- [What you are asked to do]: Quote, without change, all of the lines that follow.

- [Exercise data]:
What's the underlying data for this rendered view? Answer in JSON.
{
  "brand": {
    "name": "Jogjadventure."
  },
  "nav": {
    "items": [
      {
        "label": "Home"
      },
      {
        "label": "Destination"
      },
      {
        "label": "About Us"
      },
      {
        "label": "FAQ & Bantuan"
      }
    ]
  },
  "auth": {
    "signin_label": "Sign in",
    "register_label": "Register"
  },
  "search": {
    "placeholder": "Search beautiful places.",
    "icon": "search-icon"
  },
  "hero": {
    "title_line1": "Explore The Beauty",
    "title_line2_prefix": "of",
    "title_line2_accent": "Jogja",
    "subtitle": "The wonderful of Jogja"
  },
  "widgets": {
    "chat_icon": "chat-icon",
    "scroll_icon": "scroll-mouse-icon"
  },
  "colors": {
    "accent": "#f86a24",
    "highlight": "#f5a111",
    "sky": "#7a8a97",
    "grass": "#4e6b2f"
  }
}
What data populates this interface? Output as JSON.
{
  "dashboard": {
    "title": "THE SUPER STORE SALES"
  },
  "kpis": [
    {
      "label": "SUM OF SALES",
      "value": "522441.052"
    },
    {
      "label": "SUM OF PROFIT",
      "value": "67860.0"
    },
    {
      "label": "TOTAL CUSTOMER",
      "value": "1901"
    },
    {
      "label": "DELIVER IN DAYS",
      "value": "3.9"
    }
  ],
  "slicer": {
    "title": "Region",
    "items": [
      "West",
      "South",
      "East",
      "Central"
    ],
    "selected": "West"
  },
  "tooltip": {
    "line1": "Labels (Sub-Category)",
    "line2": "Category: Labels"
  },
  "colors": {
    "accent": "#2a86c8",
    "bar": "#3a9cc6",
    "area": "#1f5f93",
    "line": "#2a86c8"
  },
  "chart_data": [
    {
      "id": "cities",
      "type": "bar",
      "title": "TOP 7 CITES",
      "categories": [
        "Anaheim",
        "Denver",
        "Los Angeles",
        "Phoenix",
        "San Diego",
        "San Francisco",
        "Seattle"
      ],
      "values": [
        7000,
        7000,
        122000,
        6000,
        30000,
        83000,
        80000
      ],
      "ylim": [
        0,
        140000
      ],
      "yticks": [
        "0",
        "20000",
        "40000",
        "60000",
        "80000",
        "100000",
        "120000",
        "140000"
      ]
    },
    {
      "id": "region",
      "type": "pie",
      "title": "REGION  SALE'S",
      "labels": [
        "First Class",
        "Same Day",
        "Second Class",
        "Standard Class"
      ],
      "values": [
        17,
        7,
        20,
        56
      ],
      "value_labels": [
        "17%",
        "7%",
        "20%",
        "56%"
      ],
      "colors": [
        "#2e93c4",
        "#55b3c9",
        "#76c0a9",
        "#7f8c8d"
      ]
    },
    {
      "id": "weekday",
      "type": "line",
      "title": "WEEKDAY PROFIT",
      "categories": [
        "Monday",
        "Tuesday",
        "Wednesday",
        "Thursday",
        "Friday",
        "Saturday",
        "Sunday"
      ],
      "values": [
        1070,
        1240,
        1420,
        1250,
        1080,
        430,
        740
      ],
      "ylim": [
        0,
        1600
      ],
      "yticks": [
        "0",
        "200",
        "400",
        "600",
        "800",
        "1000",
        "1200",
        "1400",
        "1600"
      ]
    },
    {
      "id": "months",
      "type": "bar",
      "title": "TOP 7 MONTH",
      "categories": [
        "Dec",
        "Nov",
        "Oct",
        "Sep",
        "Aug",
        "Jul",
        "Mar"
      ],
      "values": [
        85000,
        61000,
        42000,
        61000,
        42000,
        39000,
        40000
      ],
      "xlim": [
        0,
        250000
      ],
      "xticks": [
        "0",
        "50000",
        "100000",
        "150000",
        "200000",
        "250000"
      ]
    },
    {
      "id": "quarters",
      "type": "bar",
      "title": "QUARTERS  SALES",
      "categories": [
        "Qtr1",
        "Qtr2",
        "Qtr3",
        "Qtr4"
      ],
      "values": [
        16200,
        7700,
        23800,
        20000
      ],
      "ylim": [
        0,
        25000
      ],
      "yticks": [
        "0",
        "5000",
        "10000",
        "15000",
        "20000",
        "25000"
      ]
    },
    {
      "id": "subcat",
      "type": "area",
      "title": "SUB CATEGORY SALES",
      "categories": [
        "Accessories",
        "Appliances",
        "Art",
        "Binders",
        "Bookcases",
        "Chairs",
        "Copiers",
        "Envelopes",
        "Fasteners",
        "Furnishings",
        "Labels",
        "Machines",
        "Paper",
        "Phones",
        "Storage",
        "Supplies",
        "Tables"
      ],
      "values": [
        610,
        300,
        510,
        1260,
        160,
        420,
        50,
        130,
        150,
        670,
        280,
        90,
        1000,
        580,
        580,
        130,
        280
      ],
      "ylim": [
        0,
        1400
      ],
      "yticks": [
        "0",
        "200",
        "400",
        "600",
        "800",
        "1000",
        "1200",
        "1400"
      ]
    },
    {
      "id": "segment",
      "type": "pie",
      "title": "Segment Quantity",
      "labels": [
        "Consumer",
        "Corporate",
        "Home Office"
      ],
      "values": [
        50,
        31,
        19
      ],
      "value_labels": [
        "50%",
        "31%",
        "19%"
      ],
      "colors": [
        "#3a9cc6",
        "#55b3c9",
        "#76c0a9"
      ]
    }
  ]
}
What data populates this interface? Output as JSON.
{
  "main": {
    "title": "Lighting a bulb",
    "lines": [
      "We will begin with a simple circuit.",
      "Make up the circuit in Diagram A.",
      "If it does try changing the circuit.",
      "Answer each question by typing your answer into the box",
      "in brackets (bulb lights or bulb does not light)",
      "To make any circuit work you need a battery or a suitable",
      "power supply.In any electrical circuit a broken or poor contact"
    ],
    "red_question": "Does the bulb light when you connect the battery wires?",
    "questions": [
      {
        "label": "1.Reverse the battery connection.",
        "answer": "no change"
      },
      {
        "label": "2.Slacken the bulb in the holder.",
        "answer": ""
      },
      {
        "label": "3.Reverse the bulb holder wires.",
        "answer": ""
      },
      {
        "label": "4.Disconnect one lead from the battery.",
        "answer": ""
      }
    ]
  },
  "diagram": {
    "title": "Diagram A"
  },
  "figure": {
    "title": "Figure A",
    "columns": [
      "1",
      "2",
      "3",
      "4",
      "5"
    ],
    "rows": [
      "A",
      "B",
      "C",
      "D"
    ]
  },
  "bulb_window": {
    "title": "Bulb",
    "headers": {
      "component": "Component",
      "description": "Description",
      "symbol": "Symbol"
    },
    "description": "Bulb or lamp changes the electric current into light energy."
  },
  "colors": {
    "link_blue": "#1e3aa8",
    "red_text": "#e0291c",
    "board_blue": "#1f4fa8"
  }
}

- [Problem solution]:
What's the underlying data for this rendered view? Answer in JSON.
{
  "brand": {
    "name": "Jogjadventure."
  },
  "nav": {
    "items": [
      {
        "label": "Home"
      },
      {
        "label": "Destination"
      },
      {
        "label": "About Us"
      },
      {
        "label": "FAQ & Bantuan"
      }
    ]
  },
  "auth": {
    "signin_label": "Sign in",
    "register_label": "Register"
  },
  "search": {
    "placeholder": "Search beautiful places.",
    "icon": "search-icon"
  },
  "hero": {
    "title_line1": "Explore The Beauty",
    "title_line2_prefix": "of",
    "title_line2_accent": "Jogja",
    "subtitle": "The wonderful of Jogja"
  },
  "widgets": {
    "chat_icon": "chat-icon",
    "scroll_icon": "scroll-mouse-icon"
  },
  "colors": {
    "accent": "#f86a24",
    "highlight": "#f5a111",
    "sky": "#7a8a97",
    "grass": "#4e6b2f"
  }
}
What data populates this interface? Output as JSON.
{
  "dashboard": {
    "title": "THE SUPER STORE SALES"
  },
  "kpis": [
    {
      "label": "SUM OF SALES",
      "value": "522441.052"
    },
    {
      "label": "SUM OF PROFIT",
      "value": "67860.0"
    },
    {
      "label": "TOTAL CUSTOMER",
      "value": "1901"
    },
    {
      "label": "DELIVER IN DAYS",
      "value": "3.9"
    }
  ],
  "slicer": {
    "title": "Region",
    "items": [
      "West",
      "South",
      "East",
      "Central"
    ],
    "selected": "West"
  },
  "tooltip": {
    "line1": "Labels (Sub-Category)",
    "line2": "Category: Labels"
  },
  "colors": {
    "accent": "#2a86c8",
    "bar": "#3a9cc6",
    "area": "#1f5f93",
    "line": "#2a86c8"
  },
  "chart_data": [
    {
      "id": "cities",
      "type": "bar",
      "title": "TOP 7 CITES",
      "categories": [
        "Anaheim",
        "Denver",
        "Los Angeles",
        "Phoenix",
        "San Diego",
        "San Francisco",
        "Seattle"
      ],
      "values": [
        7000,
        7000,
        122000,
        6000,
        30000,
        83000,
        80000
      ],
      "ylim": [
        0,
        140000
      ],
      "yticks": [
        "0",
        "20000",
        "40000",
        "60000",
        "80000",
        "100000",
        "120000",
        "140000"
      ]
    },
    {
      "id": "region",
      "type": "pie",
      "title": "REGION  SALE'S",
      "labels": [
        "First Class",
        "Same Day",
        "Second Class",
        "Standard Class"
      ],
      "values": [
        17,
        7,
        20,
        56
      ],
      "value_labels": [
        "17%",
        "7%",
        "20%",
        "56%"
      ],
      "colors": [
        "#2e93c4",
        "#55b3c9",
        "#76c0a9",
        "#7f8c8d"
      ]
    },
    {
      "id": "weekday",
      "type": "line",
      "title": "WEEKDAY PROFIT",
      "categories": [
        "Monday",
        "Tuesday",
        "Wednesday",
        "Thursday",
        "Friday",
        "Saturday",
        "Sunday"
      ],
      "values": [
        1070,
        1240,
        1420,
        1250,
        1080,
        430,
        740
      ],
      "ylim": [
        0,
        1600
      ],
      "yticks": [
        "0",
        "200",
        "400",
        "600",
        "800",
        "1000",
        "1200",
        "1400",
        "1600"
      ]
    },
    {
      "id": "months",
      "type": "bar",
      "title": "TOP 7 MONTH",
      "categories": [
        "Dec",
        "Nov",
        "Oct",
        "Sep",
        "Aug",
        "Jul",
        "Mar"
      ],
      "values": [
        85000,
        61000,
        42000,
        61000,
        42000,
        39000,
        40000
      ],
      "xlim": [
        0,
        250000
      ],
      "xticks": [
        "0",
        "50000",
        "100000",
        "150000",
        "200000",
        "250000"
      ]
    },
    {
      "id": "quarters",
      "type": "bar",
      "title": "QUARTERS  SALES",
      "categories": [
        "Qtr1",
        "Qtr2",
        "Qtr3",
        "Qtr4"
      ],
      "values": [
        16200,
        7700,
        23800,
        20000
      ],
      "ylim": [
        0,
        25000
      ],
      "yticks": [
        "0",
        "5000",
        "10000",
        "15000",
        "20000",
        "25000"
      ]
    },
    {
      "id": "subcat",
      "type": "area",
      "title": "SUB CATEGORY SALES",
      "categories": [
        "Accessories",
        "Appliances",
        "Art",
        "Binders",
        "Bookcases",
        "Chairs",
        "Copiers",
        "Envelopes",
        "Fasteners",
        "Furnishings",
        "Labels",
        "Machines",
        "Paper",
        "Phones",
        "Storage",
        "Supplies",
        "Tables"
      ],
      "values": [
        610,
        300,
        510,
        1260,
        160,
        420,
        50,
        130,
        150,
        670,
        280,
        90,
        1000,
        580,
        580,
        130,
        280
      ],
      "ylim": [
        0,
        1400
      ],
      "yticks": [
        "0",
        "200",
        "400",
        "600",
        "800",
        "1000",
        "1200",
        "1400"
      ]
    },
    {
      "id": "segment",
      "type": "pie",
      "title": "Segment Quantity",
      "labels": [
        "Consumer",
        "Corporate",
        "Home Office"
      ],
      "values": [
        50,
        31,
        19
      ],
      "value_labels": [
        "50%",
        "31%",
        "19%"
      ],
      "colors": [
        "#3a9cc6",
        "#55b3c9",
        "#76c0a9"
      ]
    }
  ]
}
What data populates this interface? Output as JSON.
{
  "main": {
    "title": "Lighting a bulb",
    "lines": [
      "We will begin with a simple circuit.",
      "Make up the circuit in Diagram A.",
      "If it does try changing the circuit.",
      "Answer each question by typing your answer into the box",
      "in brackets (bulb lights or bulb does not light)",
      "To make any circuit work you need a battery or a suitable",
      "power supply.In any electrical circuit a broken or poor contact"
    ],
    "red_question": "Does the bulb light when you connect the battery wires?",
    "questions": [
      {
        "label": "1.Reverse the battery connection.",
        "answer": "no change"
      },
      {
        "label": "2.Slacken the bulb in the holder.",
        "answer": ""
      },
      {
        "label": "3.Reverse the bulb holder wires.",
        "answer": ""
      },
      {
        "label": "4.Disconnect one lead from the battery.",
        "answer": ""
      }
    ]
  },
  "diagram": {
    "title": "Diagram A"
  },
  "figure": {
    "title": "Figure A",
    "columns": [
      "1",
      "2",
      "3",
      "4",
      "5"
    ],
    "rows": [
      "A",
      "B",
      "C",
      "D"
    ]
  },
  "bulb_window": {
    "title": "Bulb",
    "headers": {
      "component": "Component",
      "description": "Description",
      "symbol": "Symbol"
    },
    "description": "Bulb or lamp changes the electric current into light energy."
  },
  "colors": {
    "link_blue": "#1e3aa8",
    "red_text": "#e0291c",
    "board_blue": "#1f4fa8"
  }
}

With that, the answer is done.